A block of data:

[start]

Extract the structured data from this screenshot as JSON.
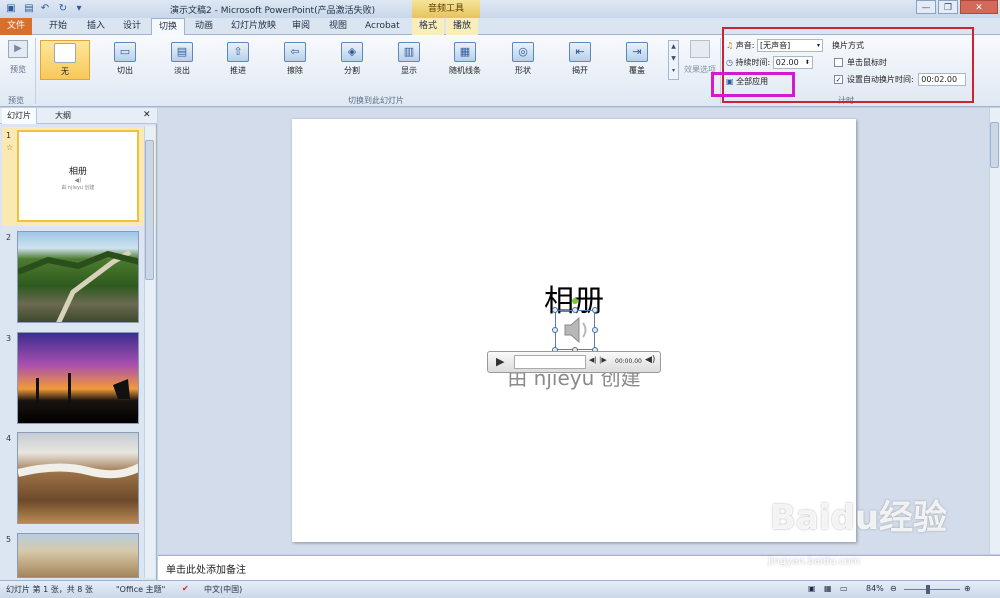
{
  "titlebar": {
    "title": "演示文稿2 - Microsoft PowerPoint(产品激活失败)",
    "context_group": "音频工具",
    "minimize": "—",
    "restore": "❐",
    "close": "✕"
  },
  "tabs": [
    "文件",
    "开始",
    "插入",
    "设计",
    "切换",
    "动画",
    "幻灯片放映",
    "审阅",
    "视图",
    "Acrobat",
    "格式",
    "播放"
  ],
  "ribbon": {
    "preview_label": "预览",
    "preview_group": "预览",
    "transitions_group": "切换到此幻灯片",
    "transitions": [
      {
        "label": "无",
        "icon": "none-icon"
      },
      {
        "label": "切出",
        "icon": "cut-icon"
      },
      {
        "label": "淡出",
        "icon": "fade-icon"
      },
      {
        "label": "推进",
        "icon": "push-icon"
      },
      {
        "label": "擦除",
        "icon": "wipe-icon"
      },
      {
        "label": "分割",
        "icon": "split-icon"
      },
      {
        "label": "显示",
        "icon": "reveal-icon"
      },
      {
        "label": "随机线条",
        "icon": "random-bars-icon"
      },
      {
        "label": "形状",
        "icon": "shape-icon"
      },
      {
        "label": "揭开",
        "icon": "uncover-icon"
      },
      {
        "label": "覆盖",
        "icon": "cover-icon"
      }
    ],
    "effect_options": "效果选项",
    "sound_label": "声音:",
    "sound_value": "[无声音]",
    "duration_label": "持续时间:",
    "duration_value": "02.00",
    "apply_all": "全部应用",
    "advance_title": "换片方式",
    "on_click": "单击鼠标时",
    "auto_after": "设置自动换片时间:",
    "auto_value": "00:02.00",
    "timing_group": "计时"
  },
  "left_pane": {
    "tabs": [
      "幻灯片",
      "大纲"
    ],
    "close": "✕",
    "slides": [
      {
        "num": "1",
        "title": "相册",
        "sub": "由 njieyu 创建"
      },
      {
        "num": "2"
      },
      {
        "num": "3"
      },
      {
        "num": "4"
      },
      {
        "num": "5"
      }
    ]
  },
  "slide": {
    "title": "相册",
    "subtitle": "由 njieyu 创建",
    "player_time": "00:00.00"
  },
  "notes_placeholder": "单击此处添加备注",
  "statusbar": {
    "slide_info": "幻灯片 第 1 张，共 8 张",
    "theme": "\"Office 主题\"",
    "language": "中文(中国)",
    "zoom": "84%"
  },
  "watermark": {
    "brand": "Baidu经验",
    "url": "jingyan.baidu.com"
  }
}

[end]

▶ _The task_
Print the records above exactly as they stand, but leave out the pictures.

▶ _Result for this task_
Extract the structured data from this screenshot as JSON.
{
  "titlebar": {
    "title": "演示文稿2 - Microsoft PowerPoint(产品激活失败)",
    "context_group": "音频工具",
    "minimize": "—",
    "restore": "❐",
    "close": "✕"
  },
  "tabs": [
    "文件",
    "开始",
    "插入",
    "设计",
    "切换",
    "动画",
    "幻灯片放映",
    "审阅",
    "视图",
    "Acrobat",
    "格式",
    "播放"
  ],
  "ribbon": {
    "preview_label": "预览",
    "preview_group": "预览",
    "transitions_group": "切换到此幻灯片",
    "transitions": [
      {
        "label": "无",
        "icon": "none-icon"
      },
      {
        "label": "切出",
        "icon": "cut-icon"
      },
      {
        "label": "淡出",
        "icon": "fade-icon"
      },
      {
        "label": "推进",
        "icon": "push-icon"
      },
      {
        "label": "擦除",
        "icon": "wipe-icon"
      },
      {
        "label": "分割",
        "icon": "split-icon"
      },
      {
        "label": "显示",
        "icon": "reveal-icon"
      },
      {
        "label": "随机线条",
        "icon": "random-bars-icon"
      },
      {
        "label": "形状",
        "icon": "shape-icon"
      },
      {
        "label": "揭开",
        "icon": "uncover-icon"
      },
      {
        "label": "覆盖",
        "icon": "cover-icon"
      }
    ],
    "effect_options": "效果选项",
    "sound_label": "声音:",
    "sound_value": "[无声音]",
    "duration_label": "持续时间:",
    "duration_value": "02.00",
    "apply_all": "全部应用",
    "advance_title": "换片方式",
    "on_click": "单击鼠标时",
    "auto_after": "设置自动换片时间:",
    "auto_value": "00:02.00",
    "timing_group": "计时"
  },
  "left_pane": {
    "tabs": [
      "幻灯片",
      "大纲"
    ],
    "close": "✕",
    "slides": [
      {
        "num": "1",
        "title": "相册",
        "sub": "由 njieyu 创建"
      },
      {
        "num": "2"
      },
      {
        "num": "3"
      },
      {
        "num": "4"
      },
      {
        "num": "5"
      }
    ]
  },
  "slide": {
    "title": "相册",
    "subtitle": "由 njieyu 创建",
    "player_time": "00:00.00"
  },
  "notes_placeholder": "单击此处添加备注",
  "statusbar": {
    "slide_info": "幻灯片 第 1 张，共 8 张",
    "theme": "\"Office 主题\"",
    "language": "中文(中国)",
    "zoom": "84%"
  },
  "watermark": {
    "brand": "Baidu经验",
    "url": "jingyan.baidu.com"
  }
}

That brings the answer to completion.